* Start *

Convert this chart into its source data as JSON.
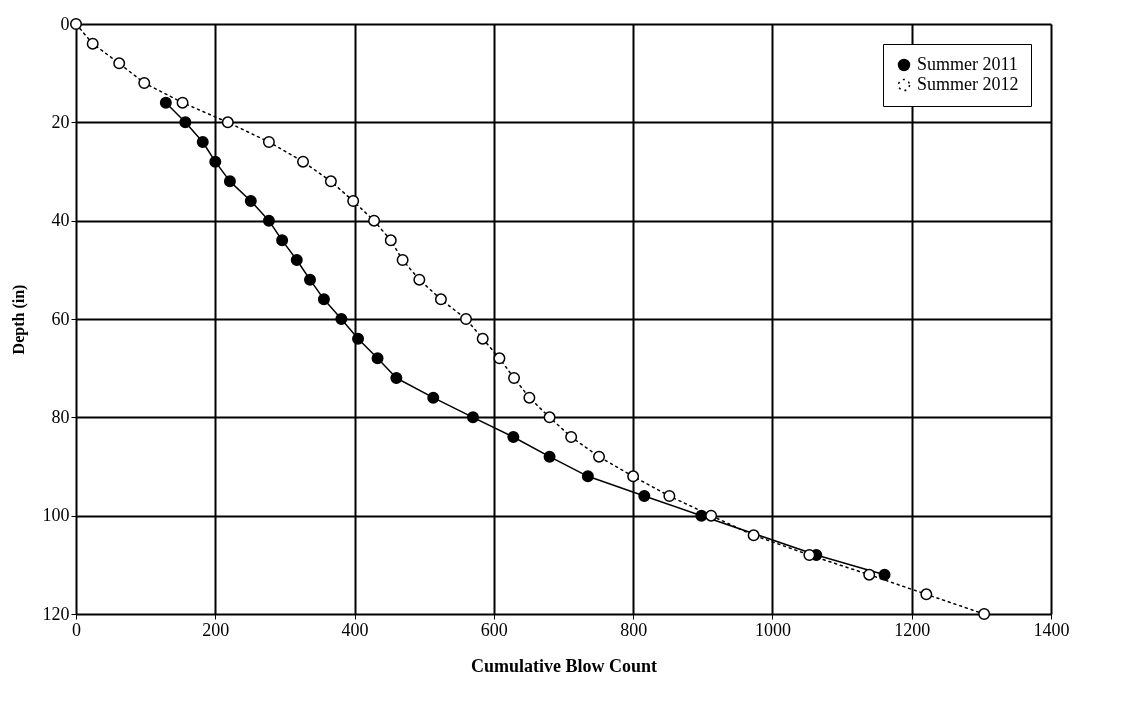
{
  "chart_data": {
    "type": "line",
    "xlabel": "Cumulative Blow Count",
    "ylabel": "Depth (in)",
    "xlim": [
      0,
      1400
    ],
    "xticks": [
      0,
      200,
      400,
      600,
      800,
      1000,
      1200,
      1400
    ],
    "ylim": [
      120,
      0
    ],
    "yticks": [
      0,
      20,
      40,
      60,
      80,
      100,
      120
    ],
    "grid": true,
    "legend": "top right",
    "marker": "circle",
    "series": [
      {
        "name": "Summer 2011",
        "color": "#000000",
        "line_style": "solid",
        "x": [
          129,
          157,
          182,
          200,
          221,
          251,
          277,
          296,
          317,
          336,
          356,
          381,
          405,
          433,
          460,
          513,
          570,
          628,
          680,
          735,
          816,
          898,
          1063,
          1161
        ],
        "values": [
          16,
          20,
          24,
          28,
          32,
          36,
          40,
          44,
          48,
          52,
          56,
          60,
          64,
          68,
          72,
          76,
          80,
          84,
          88,
          92,
          96,
          100,
          108,
          112
        ]
      },
      {
        "name": "Summer 2012",
        "color": "#000000",
        "line_style": "dotted",
        "x": [
          0,
          24,
          62,
          98,
          153,
          218,
          277,
          326,
          366,
          398,
          428,
          452,
          469,
          493,
          524,
          560,
          584,
          608,
          629,
          651,
          680,
          711,
          751,
          800,
          852,
          912,
          973,
          1053,
          1139,
          1221,
          1304
        ],
        "values": [
          0,
          4,
          8,
          12,
          16,
          20,
          24,
          28,
          32,
          36,
          40,
          44,
          48,
          52,
          56,
          60,
          64,
          68,
          72,
          76,
          80,
          84,
          88,
          92,
          96,
          100,
          104,
          108,
          112,
          116,
          120
        ]
      }
    ]
  }
}
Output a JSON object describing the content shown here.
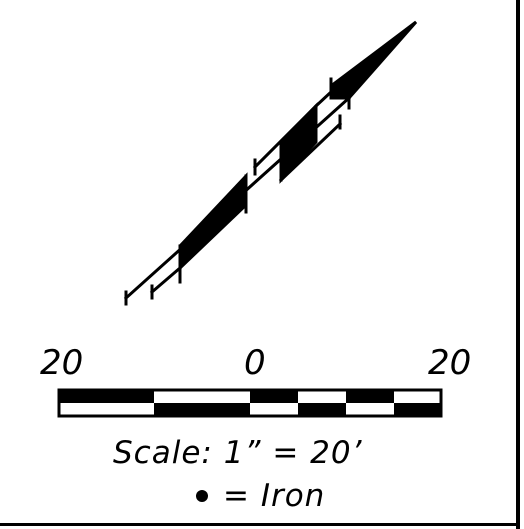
{
  "scale_bar": {
    "labels": [
      "20",
      "0",
      "20"
    ],
    "scale_text": "Scale: 1” = 20’"
  },
  "legend": {
    "symbol": "iron-dot",
    "text": "= Iron"
  },
  "colors": {
    "ink": "#000000",
    "paper": "#ffffff"
  }
}
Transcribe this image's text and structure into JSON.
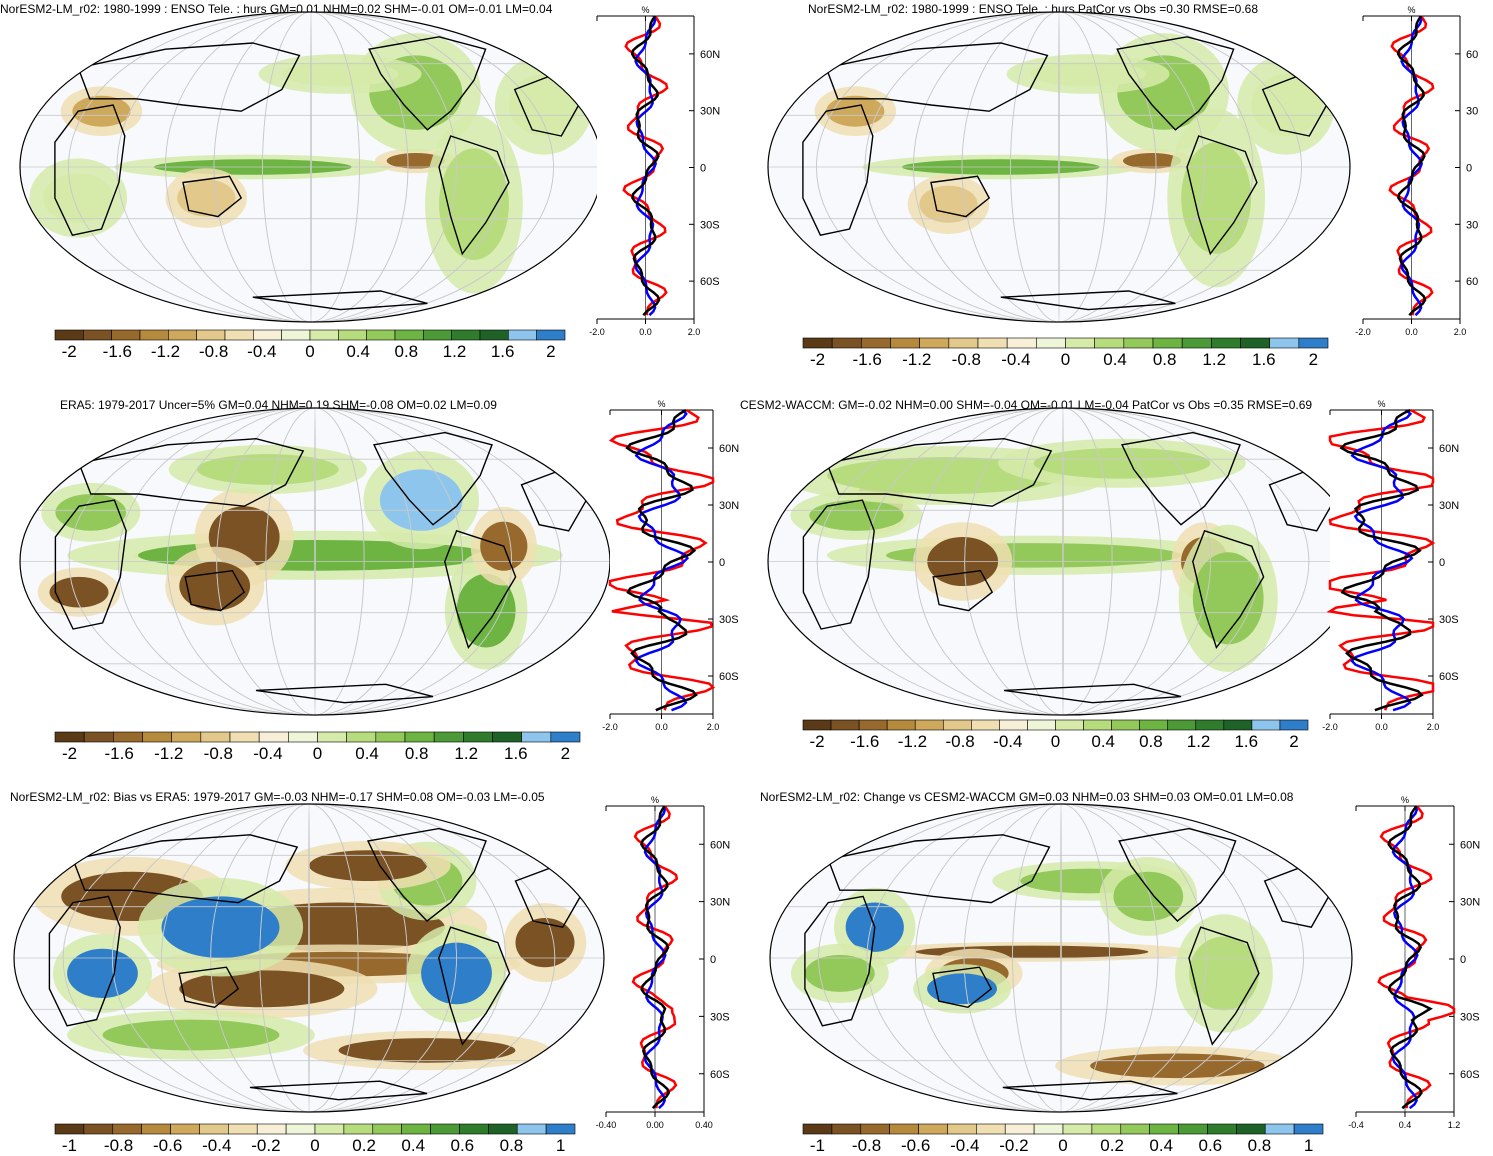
{
  "panels": [
    {
      "id": "p1",
      "title": "NorESM2-LM_r02: 1980-1999 : ENSO Tele. : hurs GM=0.01 NHM=0.02 SHM=-0.01 OM=-0.01 LM=0.04",
      "profile_unit": "%",
      "profile_xticks": [
        "-2.0",
        "0.0",
        "2.0"
      ],
      "lat_ticks": [
        "60N",
        "30N",
        "0",
        "30S",
        "60S"
      ],
      "colorbar_labels": [
        "-2",
        "-1.6",
        "-1.2",
        "-0.8",
        "-0.4",
        "0",
        "0.4",
        "0.8",
        "1.2",
        "1.6",
        "2"
      ]
    },
    {
      "id": "p2",
      "title": "NorESM2-LM_r02: 1980-1999 : ENSO Tele. : hurs PatCor vs Obs =0.30 RMSE=0.68",
      "profile_unit": "%",
      "profile_xticks": [
        "-2.0",
        "0.0",
        "2.0"
      ],
      "lat_ticks": [
        "60",
        "30",
        "0",
        "30",
        "60"
      ],
      "colorbar_labels": [
        "-2",
        "-1.6",
        "-1.2",
        "-0.8",
        "-0.4",
        "0",
        "0.4",
        "0.8",
        "1.2",
        "1.6",
        "2"
      ]
    },
    {
      "id": "p3",
      "title": "ERA5: 1979-2017 Uncer=5% GM=0.04 NHM=0.19 SHM=-0.08 OM=0.02 LM=0.09",
      "profile_unit": "%",
      "profile_xticks": [
        "-2.0",
        "0.0",
        "2.0"
      ],
      "lat_ticks": [
        "60N",
        "30N",
        "0",
        "30S",
        "60S"
      ],
      "colorbar_labels": [
        "-2",
        "-1.6",
        "-1.2",
        "-0.8",
        "-0.4",
        "0",
        "0.4",
        "0.8",
        "1.2",
        "1.6",
        "2"
      ]
    },
    {
      "id": "p4",
      "title": "CESM2-WACCM: GM=-0.02 NHM=0.00 SHM=-0.04 OM=-0.01 LM=-0.04 PatCor vs Obs =0.35 RMSE=0.69",
      "profile_unit": "%",
      "profile_xticks": [
        "-2.0",
        "0.0",
        "2.0"
      ],
      "lat_ticks": [
        "60N",
        "30N",
        "0",
        "30S",
        "60S"
      ],
      "colorbar_labels": [
        "-2",
        "-1.6",
        "-1.2",
        "-0.8",
        "-0.4",
        "0",
        "0.4",
        "0.8",
        "1.2",
        "1.6",
        "2"
      ]
    },
    {
      "id": "p5",
      "title": "NorESM2-LM_r02: Bias vs ERA5: 1979-2017 GM=-0.03 NHM=-0.17 SHM=0.08 OM=-0.03 LM=-0.05",
      "profile_unit": "%",
      "profile_xticks": [
        "-0.40",
        "0.00",
        "0.40"
      ],
      "lat_ticks": [
        "60N",
        "30N",
        "0",
        "30S",
        "60S"
      ],
      "colorbar_labels": [
        "-1",
        "-0.8",
        "-0.6",
        "-0.4",
        "-0.2",
        "0",
        "0.2",
        "0.4",
        "0.6",
        "0.8",
        "1"
      ]
    },
    {
      "id": "p6",
      "title": "NorESM2-LM_r02: Change vs CESM2-WACCM GM=0.03 NHM=0.03 SHM=0.03 OM=0.01 LM=0.08",
      "profile_unit": "%",
      "profile_xticks": [
        "-0.4",
        "0.4",
        "1.2"
      ],
      "lat_ticks": [
        "60N",
        "30N",
        "0",
        "30S",
        "60S"
      ],
      "colorbar_labels": [
        "-1",
        "-0.8",
        "-0.6",
        "-0.4",
        "-0.2",
        "0",
        "0.2",
        "0.4",
        "0.6",
        "0.8",
        "1"
      ]
    }
  ],
  "colors": {
    "palette": [
      "#5a3a17",
      "#7b5224",
      "#98692c",
      "#b58a3c",
      "#cfa95b",
      "#e2c88a",
      "#efdfb2",
      "#f7efd8",
      "#ffffff",
      "#eef5d8",
      "#d6ebaa",
      "#b7dc7d",
      "#93c95a",
      "#6db443",
      "#4c9a37",
      "#2f7d2c",
      "#1f6227",
      "#8ec5ec",
      "#2e7ec9"
    ],
    "ocean_bg": "#f7f9fd",
    "coast": "#000000",
    "grid": "#c9c9c9",
    "profile_model": "#ff0000",
    "profile_obs": "#0000ff",
    "profile_mean": "#000000"
  }
}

* End *

EXERCISE REQUIREMENTS: Each line that has the word "WACCM" counts once. How many such lines are in the data? Give the number alone.

TASK ANSWER: 2